▸ **What you are asked to do**:
Below are the records. Gather each line that holds "this".

▸ **Input rows**:
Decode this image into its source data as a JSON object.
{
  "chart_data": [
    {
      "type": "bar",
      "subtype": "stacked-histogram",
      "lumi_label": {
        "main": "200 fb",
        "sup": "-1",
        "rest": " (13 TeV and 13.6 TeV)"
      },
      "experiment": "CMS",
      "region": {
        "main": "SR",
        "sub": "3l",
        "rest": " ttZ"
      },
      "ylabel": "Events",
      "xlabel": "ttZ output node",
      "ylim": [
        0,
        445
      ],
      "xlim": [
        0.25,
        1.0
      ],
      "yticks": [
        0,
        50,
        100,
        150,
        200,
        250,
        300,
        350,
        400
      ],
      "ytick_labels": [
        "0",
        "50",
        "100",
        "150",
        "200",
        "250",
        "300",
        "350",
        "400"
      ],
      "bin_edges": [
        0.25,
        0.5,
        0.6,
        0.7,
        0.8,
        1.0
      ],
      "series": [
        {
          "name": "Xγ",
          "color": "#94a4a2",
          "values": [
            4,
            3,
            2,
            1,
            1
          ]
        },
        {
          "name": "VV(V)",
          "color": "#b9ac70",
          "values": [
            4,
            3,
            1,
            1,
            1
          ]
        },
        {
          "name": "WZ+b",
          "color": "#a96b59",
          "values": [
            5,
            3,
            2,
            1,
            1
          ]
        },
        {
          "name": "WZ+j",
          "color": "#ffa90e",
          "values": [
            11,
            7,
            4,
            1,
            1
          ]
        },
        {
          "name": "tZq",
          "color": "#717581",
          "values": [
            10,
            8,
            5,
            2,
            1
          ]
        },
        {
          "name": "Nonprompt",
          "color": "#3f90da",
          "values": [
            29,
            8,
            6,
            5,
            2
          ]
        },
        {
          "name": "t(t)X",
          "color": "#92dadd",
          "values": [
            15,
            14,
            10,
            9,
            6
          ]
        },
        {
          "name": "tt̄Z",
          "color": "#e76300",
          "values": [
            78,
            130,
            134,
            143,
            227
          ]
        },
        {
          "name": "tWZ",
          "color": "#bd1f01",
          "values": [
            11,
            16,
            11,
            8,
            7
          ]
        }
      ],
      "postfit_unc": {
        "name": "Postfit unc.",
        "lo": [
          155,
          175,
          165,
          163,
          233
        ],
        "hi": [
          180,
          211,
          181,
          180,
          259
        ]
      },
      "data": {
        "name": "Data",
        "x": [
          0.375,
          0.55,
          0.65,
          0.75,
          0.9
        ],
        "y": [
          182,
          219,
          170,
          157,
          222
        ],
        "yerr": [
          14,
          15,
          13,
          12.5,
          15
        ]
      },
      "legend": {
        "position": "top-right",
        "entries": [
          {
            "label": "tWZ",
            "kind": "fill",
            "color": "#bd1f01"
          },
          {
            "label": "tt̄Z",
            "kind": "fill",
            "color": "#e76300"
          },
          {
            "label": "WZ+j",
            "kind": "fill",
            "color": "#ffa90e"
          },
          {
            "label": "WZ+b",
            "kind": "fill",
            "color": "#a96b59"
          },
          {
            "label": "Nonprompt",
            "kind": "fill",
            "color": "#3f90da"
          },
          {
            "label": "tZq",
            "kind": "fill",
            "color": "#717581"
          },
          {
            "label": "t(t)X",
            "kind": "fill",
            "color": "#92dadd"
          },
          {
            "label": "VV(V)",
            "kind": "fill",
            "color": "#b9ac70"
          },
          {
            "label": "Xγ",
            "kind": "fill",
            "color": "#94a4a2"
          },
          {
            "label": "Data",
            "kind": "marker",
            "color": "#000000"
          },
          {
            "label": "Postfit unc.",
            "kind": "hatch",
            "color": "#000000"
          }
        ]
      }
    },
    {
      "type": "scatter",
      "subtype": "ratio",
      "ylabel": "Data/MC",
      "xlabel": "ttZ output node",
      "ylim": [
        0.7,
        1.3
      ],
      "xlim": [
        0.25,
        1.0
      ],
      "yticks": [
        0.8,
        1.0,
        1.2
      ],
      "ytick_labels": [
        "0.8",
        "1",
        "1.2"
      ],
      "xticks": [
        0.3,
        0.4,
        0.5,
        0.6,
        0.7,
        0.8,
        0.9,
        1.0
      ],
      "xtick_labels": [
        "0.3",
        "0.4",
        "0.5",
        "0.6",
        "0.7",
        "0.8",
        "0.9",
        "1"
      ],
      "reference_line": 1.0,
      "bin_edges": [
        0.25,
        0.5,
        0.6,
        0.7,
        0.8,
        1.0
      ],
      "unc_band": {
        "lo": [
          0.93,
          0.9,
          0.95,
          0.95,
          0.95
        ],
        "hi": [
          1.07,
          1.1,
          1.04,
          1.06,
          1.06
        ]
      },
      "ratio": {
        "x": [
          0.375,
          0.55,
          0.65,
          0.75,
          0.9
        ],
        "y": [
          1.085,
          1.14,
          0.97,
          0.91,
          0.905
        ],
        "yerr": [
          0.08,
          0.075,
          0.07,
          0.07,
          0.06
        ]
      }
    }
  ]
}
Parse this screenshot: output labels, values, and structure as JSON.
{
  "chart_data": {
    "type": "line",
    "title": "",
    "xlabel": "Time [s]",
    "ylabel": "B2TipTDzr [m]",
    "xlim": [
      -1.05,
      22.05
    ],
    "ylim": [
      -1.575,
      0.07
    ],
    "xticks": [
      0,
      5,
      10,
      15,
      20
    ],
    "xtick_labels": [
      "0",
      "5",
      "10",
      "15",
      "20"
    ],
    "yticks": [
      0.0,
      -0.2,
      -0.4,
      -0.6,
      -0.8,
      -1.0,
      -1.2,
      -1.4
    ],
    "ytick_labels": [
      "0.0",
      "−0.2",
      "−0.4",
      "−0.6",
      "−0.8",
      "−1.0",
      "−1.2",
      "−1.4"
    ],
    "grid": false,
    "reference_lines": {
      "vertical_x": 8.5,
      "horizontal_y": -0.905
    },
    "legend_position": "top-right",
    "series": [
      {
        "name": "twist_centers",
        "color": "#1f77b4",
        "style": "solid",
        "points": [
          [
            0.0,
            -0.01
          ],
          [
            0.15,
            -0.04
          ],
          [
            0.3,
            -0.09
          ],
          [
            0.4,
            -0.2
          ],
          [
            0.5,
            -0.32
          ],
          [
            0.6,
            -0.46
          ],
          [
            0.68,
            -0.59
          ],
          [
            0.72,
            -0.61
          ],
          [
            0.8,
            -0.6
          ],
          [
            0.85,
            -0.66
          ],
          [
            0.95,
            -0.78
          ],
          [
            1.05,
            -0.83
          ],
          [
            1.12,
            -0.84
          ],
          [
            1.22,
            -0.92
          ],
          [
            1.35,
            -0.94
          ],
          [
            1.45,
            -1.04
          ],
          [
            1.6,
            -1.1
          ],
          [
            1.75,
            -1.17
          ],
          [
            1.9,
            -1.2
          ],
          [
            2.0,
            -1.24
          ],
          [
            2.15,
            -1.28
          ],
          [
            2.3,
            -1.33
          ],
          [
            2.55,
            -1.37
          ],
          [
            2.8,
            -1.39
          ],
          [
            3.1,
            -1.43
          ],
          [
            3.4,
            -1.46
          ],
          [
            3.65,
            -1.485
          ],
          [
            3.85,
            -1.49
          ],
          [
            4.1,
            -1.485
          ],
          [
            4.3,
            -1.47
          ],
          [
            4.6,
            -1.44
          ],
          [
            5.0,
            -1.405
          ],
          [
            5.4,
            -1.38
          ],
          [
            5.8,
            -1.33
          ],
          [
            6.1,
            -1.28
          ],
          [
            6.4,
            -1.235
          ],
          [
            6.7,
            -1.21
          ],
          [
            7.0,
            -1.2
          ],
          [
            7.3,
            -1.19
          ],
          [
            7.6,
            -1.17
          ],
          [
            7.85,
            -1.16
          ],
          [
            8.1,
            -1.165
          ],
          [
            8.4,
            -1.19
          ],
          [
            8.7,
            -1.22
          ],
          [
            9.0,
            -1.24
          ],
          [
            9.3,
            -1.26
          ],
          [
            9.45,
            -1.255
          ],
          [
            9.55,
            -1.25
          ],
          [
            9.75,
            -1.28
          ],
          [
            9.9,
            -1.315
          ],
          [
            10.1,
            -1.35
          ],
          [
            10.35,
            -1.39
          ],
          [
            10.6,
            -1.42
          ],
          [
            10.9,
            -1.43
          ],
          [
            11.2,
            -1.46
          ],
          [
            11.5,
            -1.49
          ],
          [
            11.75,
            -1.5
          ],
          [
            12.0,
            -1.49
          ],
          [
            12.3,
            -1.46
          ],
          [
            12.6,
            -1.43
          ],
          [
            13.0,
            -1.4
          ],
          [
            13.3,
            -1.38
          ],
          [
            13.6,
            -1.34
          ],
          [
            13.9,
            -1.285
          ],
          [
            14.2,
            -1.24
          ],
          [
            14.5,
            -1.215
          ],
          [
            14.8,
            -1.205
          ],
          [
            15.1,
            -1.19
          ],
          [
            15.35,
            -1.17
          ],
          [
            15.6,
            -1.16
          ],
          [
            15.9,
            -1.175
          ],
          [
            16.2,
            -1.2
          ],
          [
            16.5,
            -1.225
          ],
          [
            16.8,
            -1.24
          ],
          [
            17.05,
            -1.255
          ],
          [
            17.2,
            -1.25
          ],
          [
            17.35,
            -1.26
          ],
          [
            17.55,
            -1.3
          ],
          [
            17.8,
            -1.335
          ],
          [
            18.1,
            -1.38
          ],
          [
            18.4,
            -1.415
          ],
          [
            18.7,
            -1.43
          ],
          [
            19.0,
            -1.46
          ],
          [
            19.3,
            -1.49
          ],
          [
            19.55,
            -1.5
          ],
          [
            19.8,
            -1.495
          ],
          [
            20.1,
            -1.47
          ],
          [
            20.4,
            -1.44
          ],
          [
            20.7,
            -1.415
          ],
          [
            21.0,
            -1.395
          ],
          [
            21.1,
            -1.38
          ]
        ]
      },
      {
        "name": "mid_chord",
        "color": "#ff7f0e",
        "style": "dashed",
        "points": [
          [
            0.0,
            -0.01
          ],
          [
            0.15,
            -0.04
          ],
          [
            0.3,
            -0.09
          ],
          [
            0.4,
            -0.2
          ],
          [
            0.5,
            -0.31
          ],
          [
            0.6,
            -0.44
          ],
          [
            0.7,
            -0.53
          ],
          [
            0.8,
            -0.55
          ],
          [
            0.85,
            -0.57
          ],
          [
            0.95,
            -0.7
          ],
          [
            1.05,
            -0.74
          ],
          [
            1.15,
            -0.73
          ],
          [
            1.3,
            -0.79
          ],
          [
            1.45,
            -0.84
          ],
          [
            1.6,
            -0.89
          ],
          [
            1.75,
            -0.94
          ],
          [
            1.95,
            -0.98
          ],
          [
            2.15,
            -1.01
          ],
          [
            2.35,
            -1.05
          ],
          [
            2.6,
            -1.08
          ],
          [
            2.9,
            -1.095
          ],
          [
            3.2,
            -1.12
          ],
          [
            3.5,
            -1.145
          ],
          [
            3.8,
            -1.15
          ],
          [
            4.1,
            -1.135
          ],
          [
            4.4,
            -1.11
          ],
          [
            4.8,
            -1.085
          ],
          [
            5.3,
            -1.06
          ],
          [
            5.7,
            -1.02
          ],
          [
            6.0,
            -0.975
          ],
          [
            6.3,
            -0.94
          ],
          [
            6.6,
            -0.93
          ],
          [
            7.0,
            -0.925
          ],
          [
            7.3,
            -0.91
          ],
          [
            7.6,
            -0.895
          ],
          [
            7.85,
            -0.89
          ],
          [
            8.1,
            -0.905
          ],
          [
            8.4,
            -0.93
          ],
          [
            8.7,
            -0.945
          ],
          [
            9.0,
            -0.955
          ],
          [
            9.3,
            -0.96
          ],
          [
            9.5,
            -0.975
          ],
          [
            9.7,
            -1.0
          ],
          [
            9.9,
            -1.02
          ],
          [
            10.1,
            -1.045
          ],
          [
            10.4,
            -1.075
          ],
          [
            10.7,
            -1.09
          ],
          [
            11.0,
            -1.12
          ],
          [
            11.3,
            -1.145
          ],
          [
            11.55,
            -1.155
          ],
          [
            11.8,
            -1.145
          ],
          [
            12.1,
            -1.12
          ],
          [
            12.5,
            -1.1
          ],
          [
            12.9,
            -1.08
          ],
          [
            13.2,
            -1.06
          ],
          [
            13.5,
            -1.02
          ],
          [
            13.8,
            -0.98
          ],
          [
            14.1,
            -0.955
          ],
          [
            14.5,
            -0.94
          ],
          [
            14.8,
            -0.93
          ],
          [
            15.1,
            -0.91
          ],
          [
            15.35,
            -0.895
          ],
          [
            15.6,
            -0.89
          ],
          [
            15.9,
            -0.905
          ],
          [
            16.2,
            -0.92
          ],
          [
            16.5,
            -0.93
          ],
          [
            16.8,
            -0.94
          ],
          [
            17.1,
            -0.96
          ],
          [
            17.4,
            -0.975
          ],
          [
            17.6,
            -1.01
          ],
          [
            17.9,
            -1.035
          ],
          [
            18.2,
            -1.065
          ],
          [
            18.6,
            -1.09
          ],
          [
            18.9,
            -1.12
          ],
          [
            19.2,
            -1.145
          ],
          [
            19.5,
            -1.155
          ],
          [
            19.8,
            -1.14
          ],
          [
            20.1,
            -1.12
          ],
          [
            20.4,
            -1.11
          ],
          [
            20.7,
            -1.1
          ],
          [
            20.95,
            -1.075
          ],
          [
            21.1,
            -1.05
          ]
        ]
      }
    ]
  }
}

▸ **Reply**:
Decode this image into its source data as a JSON object.
Parse this screenshot: output labels, values, and structure as JSON.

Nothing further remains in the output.